• Exercise: Count every line that holds the string "name", then give that number alone.

(Dataset records on visual material)
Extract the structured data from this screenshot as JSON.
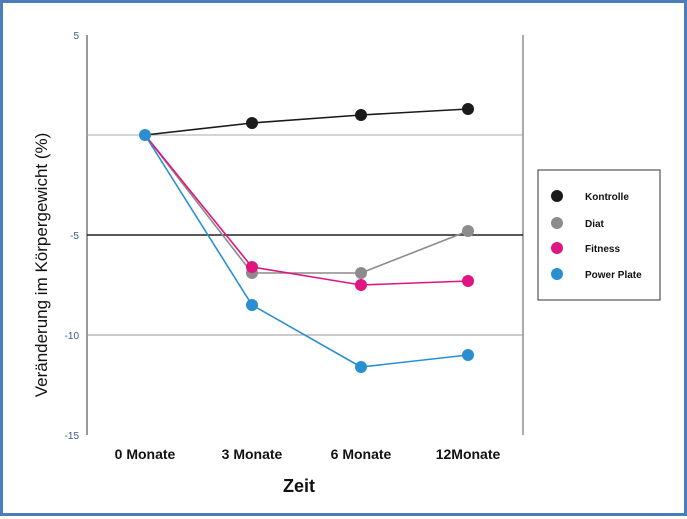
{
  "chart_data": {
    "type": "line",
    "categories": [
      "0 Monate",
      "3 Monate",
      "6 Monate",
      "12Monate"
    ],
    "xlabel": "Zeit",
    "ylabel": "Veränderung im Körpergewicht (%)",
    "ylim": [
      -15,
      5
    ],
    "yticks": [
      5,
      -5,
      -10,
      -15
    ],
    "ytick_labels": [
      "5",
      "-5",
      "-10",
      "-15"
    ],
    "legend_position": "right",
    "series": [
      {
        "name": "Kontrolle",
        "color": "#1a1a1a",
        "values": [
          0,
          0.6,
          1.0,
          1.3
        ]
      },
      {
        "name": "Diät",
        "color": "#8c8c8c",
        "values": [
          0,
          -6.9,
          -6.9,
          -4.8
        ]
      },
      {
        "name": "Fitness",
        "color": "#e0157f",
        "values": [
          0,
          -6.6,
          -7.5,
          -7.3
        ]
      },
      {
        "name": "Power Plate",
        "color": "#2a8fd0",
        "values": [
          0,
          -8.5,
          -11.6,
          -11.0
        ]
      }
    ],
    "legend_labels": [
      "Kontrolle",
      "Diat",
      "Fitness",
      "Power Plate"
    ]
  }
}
* * *
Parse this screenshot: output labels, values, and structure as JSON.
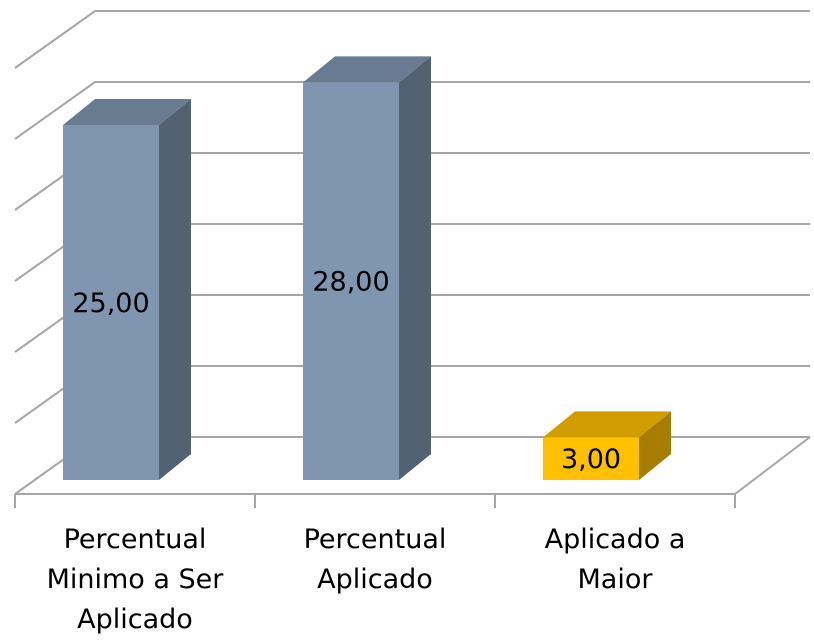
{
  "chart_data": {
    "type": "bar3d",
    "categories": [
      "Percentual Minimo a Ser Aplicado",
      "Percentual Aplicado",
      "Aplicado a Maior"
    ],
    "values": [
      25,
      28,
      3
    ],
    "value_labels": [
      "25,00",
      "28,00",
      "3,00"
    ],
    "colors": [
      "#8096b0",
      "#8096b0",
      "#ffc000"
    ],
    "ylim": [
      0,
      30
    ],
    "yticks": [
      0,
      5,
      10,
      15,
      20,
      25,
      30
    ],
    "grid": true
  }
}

• Complete answer: 4